-- Start --

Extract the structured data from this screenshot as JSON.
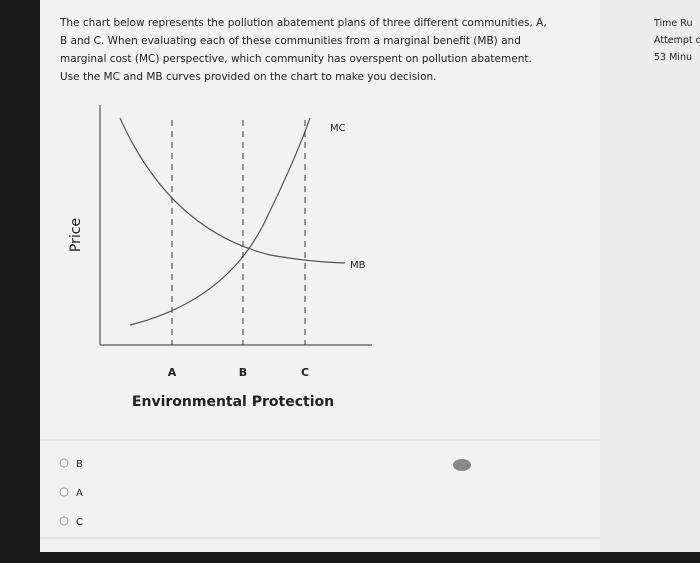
{
  "question": {
    "lines": [
      "The chart below represents the pollution abatement plans of three different communities, A,",
      "B and C. When evaluating each of these communities from a marginal benefit (MB) and",
      "marginal cost (MC) perspective, which community has overspent on pollution abatement.",
      "Use the MC and MB curves provided on the chart to make you decision."
    ]
  },
  "diagram": {
    "y_axis_label": "Price",
    "x_axis_label": "Environmental Protection",
    "curves": [
      "MC",
      "MB"
    ],
    "points": [
      "A",
      "B",
      "C"
    ]
  },
  "options": [
    "B",
    "A",
    "C"
  ],
  "sidebar": {
    "lines": [
      "Time Ru",
      "Attempt d",
      "53 Minu"
    ]
  }
}
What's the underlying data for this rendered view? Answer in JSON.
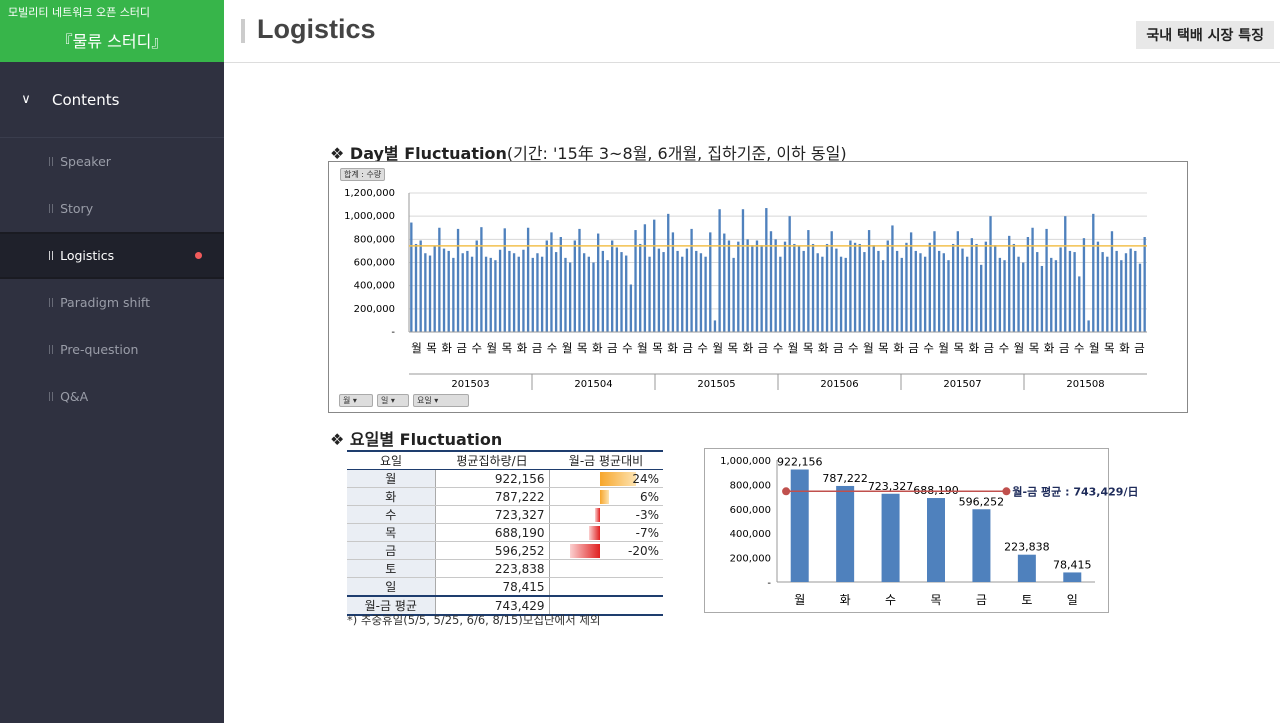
{
  "sidebar": {
    "org": "모빌리티 네트워크 오픈 스터디",
    "title": "『물류 스터디』",
    "contents_label": "Contents",
    "items": [
      {
        "label": "Speaker",
        "active": false
      },
      {
        "label": "Story",
        "active": false
      },
      {
        "label": "Logistics",
        "active": true
      },
      {
        "label": "Paradigm shift",
        "active": false
      },
      {
        "label": "Pre-question",
        "active": false
      },
      {
        "label": "Q&A",
        "active": false
      }
    ]
  },
  "header": {
    "title": "Logistics",
    "tag": "국내 택배 시장 특징"
  },
  "section1": {
    "bold": "❖ Day별  Fluctuation",
    "normal": "(기간:  '15年 3~8월, 6개월, 집하기준, 이하 동일)"
  },
  "section2": {
    "bold": "❖ 요일별 Fluctuation"
  },
  "daily_controls": {
    "top_button": "합계 : 수량",
    "filters": [
      "월",
      "일",
      "요일"
    ]
  },
  "table": {
    "headers": [
      "요일",
      "평균집하량/日",
      "월-금 평균대비"
    ],
    "rows": [
      {
        "day": "월",
        "value": "922,156",
        "pct": "24%"
      },
      {
        "day": "화",
        "value": "787,222",
        "pct": "6%"
      },
      {
        "day": "수",
        "value": "723,327",
        "pct": "-3%"
      },
      {
        "day": "목",
        "value": "688,190",
        "pct": "-7%"
      },
      {
        "day": "금",
        "value": "596,252",
        "pct": "-20%"
      },
      {
        "day": "토",
        "value": "223,838",
        "pct": ""
      },
      {
        "day": "일",
        "value": "78,415",
        "pct": ""
      }
    ],
    "avg": {
      "day": "월-금 평균",
      "value": "743,429"
    }
  },
  "note": "*) 추중휴일(5/5, 5/25, 6/6, 8/15)모집단에서 제외",
  "colors": {
    "accent": "#37b54a",
    "bar": "#4f81bd",
    "line": "#c0504d",
    "avg_line": "#f2c14e"
  },
  "chart_data": [
    {
      "type": "bar",
      "ylim": [
        0,
        1200000
      ],
      "y_ticks": [
        "1,200,000",
        "1,000,000",
        "800,000",
        "600,000",
        "400,000",
        "200,000",
        "-"
      ],
      "months": [
        "201503",
        "201504",
        "201505",
        "201506",
        "201507",
        "201508"
      ],
      "day_labels": [
        "월",
        "목",
        "화",
        "금",
        "수",
        "월",
        "목",
        "화",
        "금",
        "수",
        "월",
        "목",
        "화",
        "금",
        "수",
        "월",
        "목",
        "화",
        "금",
        "수",
        "월",
        "목",
        "화",
        "금",
        "수",
        "월",
        "목",
        "화",
        "금",
        "수",
        "월",
        "목",
        "화",
        "금",
        "수",
        "월",
        "목",
        "화",
        "금",
        "수",
        "월",
        "목",
        "화",
        "금",
        "수",
        "월",
        "목",
        "화",
        "금"
      ],
      "average_line": 743429,
      "values": [
        945000,
        760000,
        790000,
        680000,
        660000,
        740000,
        900000,
        720000,
        700000,
        640000,
        890000,
        680000,
        700000,
        650000,
        790000,
        905000,
        650000,
        640000,
        620000,
        710000,
        895000,
        700000,
        680000,
        650000,
        710000,
        900000,
        640000,
        680000,
        650000,
        790000,
        860000,
        690000,
        820000,
        640000,
        600000,
        790000,
        890000,
        680000,
        650000,
        600000,
        850000,
        700000,
        620000,
        790000,
        730000,
        690000,
        660000,
        410000,
        880000,
        760000,
        930000,
        650000,
        970000,
        720000,
        690000,
        1020000,
        860000,
        700000,
        650000,
        720000,
        890000,
        700000,
        680000,
        650000,
        860000,
        100000,
        1060000,
        850000,
        790000,
        640000,
        780000,
        1060000,
        800000,
        750000,
        790000,
        750000,
        1070000,
        870000,
        800000,
        650000,
        780000,
        1000000,
        760000,
        740000,
        700000,
        880000,
        760000,
        680000,
        650000,
        760000,
        870000,
        720000,
        650000,
        640000,
        790000,
        770000,
        760000,
        690000,
        880000,
        750000,
        700000,
        620000,
        790000,
        920000,
        700000,
        640000,
        770000,
        860000,
        700000,
        680000,
        650000,
        770000,
        870000,
        700000,
        680000,
        620000,
        760000,
        870000,
        720000,
        650000,
        810000,
        760000,
        580000,
        780000,
        1000000,
        750000,
        640000,
        620000,
        830000,
        760000,
        650000,
        600000,
        820000,
        900000,
        690000,
        570000,
        890000,
        640000,
        620000,
        730000,
        1000000,
        700000,
        690000,
        480000,
        810000,
        100000,
        1020000,
        780000,
        690000,
        650000,
        870000,
        700000,
        620000,
        680000,
        720000,
        700000,
        590000,
        820000
      ]
    },
    {
      "type": "bar",
      "categories": [
        "월",
        "화",
        "수",
        "목",
        "금",
        "토",
        "일"
      ],
      "values": [
        922156,
        787222,
        723327,
        688190,
        596252,
        223838,
        78415
      ],
      "data_labels": [
        "922,156",
        "787,222",
        "723,327",
        "688,190",
        "596,252",
        "223,838",
        "78,415"
      ],
      "ylim": [
        0,
        1000000
      ],
      "y_ticks": [
        "1,000,000",
        "800,000",
        "600,000",
        "400,000",
        "200,000",
        "-"
      ],
      "avg_value": 743429,
      "avg_label": "월-금 평균 : 743,429/日"
    }
  ]
}
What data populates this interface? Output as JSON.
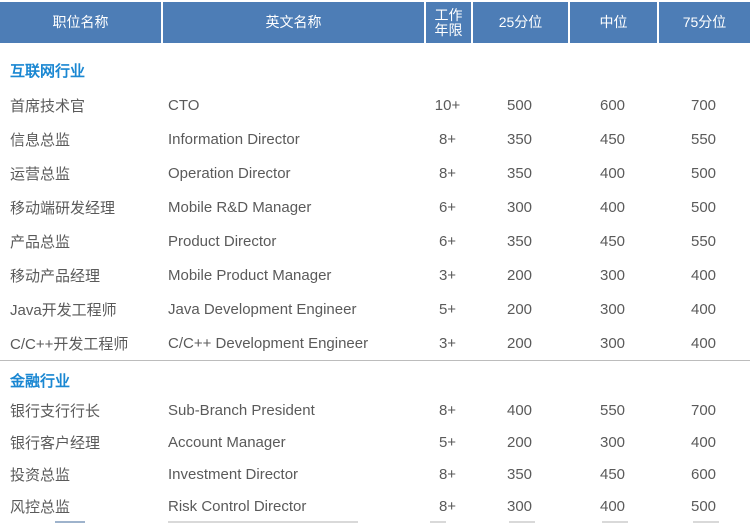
{
  "colors": {
    "header_bg": "#4d7db6",
    "header_text": "#ffffff",
    "section_title_text": "#1a87d2",
    "body_text": "#5a5a5a",
    "divider": "#bcbcbc"
  },
  "table": {
    "columns": [
      {
        "key": "position",
        "label": "职位名称"
      },
      {
        "key": "english",
        "label": "英文名称"
      },
      {
        "key": "years",
        "label": "工作年限",
        "label_top": "工作",
        "label_bottom": "年限"
      },
      {
        "key": "p25",
        "label": "25分位"
      },
      {
        "key": "p50",
        "label": "中位"
      },
      {
        "key": "p75",
        "label": "75分位"
      }
    ],
    "sections": [
      {
        "id": "internet",
        "title": "互联网行业",
        "rows": [
          {
            "position": "首席技术官",
            "english": "CTO",
            "years": "10+",
            "p25": "500",
            "p50": "600",
            "p75": "700"
          },
          {
            "position": "信息总监",
            "english": "Information Director",
            "years": "8+",
            "p25": "350",
            "p50": "450",
            "p75": "550"
          },
          {
            "position": "运营总监",
            "english": "Operation Director",
            "years": "8+",
            "p25": "350",
            "p50": "400",
            "p75": "500"
          },
          {
            "position": "移动端研发经理",
            "english": "Mobile R&D Manager",
            "years": "6+",
            "p25": "300",
            "p50": "400",
            "p75": "500"
          },
          {
            "position": "产品总监",
            "english": "Product Director",
            "years": "6+",
            "p25": "350",
            "p50": "450",
            "p75": "550"
          },
          {
            "position": "移动产品经理",
            "english": "Mobile Product Manager",
            "years": "3+",
            "p25": "200",
            "p50": "300",
            "p75": "400"
          },
          {
            "position": "Java开发工程师",
            "english": "Java Development Engineer",
            "years": "5+",
            "p25": "200",
            "p50": "300",
            "p75": "400"
          },
          {
            "position": "C/C++开发工程师",
            "english": "C/C++ Development Engineer",
            "years": "3+",
            "p25": "200",
            "p50": "300",
            "p75": "400"
          }
        ]
      },
      {
        "id": "finance",
        "title": "金融行业",
        "rows": [
          {
            "position": "银行支行行长",
            "english": "Sub-Branch President",
            "years": "8+",
            "p25": "400",
            "p50": "550",
            "p75": "700"
          },
          {
            "position": "银行客户经理",
            "english": "Account Manager",
            "years": "5+",
            "p25": "200",
            "p50": "300",
            "p75": "400"
          },
          {
            "position": "投资总监",
            "english": "Investment Director",
            "years": "8+",
            "p25": "350",
            "p50": "450",
            "p75": "600"
          },
          {
            "position": "风控总监",
            "english": "Risk Control Director",
            "years": "8+",
            "p25": "300",
            "p50": "400",
            "p75": "500"
          }
        ]
      }
    ]
  }
}
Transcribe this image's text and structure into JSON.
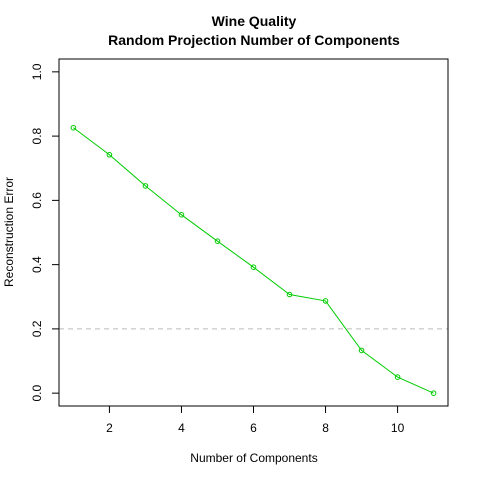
{
  "chart_data": {
    "type": "line",
    "title": "Wine Quality",
    "subtitle": "Random Projection Number of Components",
    "xlabel": "Number of Components",
    "ylabel": "Reconstruction Error",
    "xlim": [
      0.6,
      11.4
    ],
    "ylim": [
      -0.04,
      1.04
    ],
    "x_ticks": [
      2,
      4,
      6,
      8,
      10
    ],
    "y_ticks": [
      0.0,
      0.2,
      0.4,
      0.6,
      0.8,
      1.0
    ],
    "x_tick_labels": [
      "2",
      "4",
      "6",
      "8",
      "10"
    ],
    "y_tick_labels": [
      "0.0",
      "0.2",
      "0.4",
      "0.6",
      "0.8",
      "1.0"
    ],
    "grid": false,
    "series": [
      {
        "color": "#00cc00",
        "x": [
          1,
          2,
          3,
          4,
          5,
          6,
          7,
          8,
          9,
          10,
          11
        ],
        "y": [
          0.826,
          0.742,
          0.645,
          0.555,
          0.473,
          0.392,
          0.307,
          0.287,
          0.133,
          0.05,
          0.0
        ]
      }
    ],
    "reference_line": {
      "y": 0.2,
      "color": "#bbbbbb",
      "style": "dashed"
    }
  }
}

-- End --

### Problem
Lines of the material that contain the word "curves" are to be gathered.

### Solution below
      "Use the MC and MB curves provided on the chart to make you decision."
    "curves": [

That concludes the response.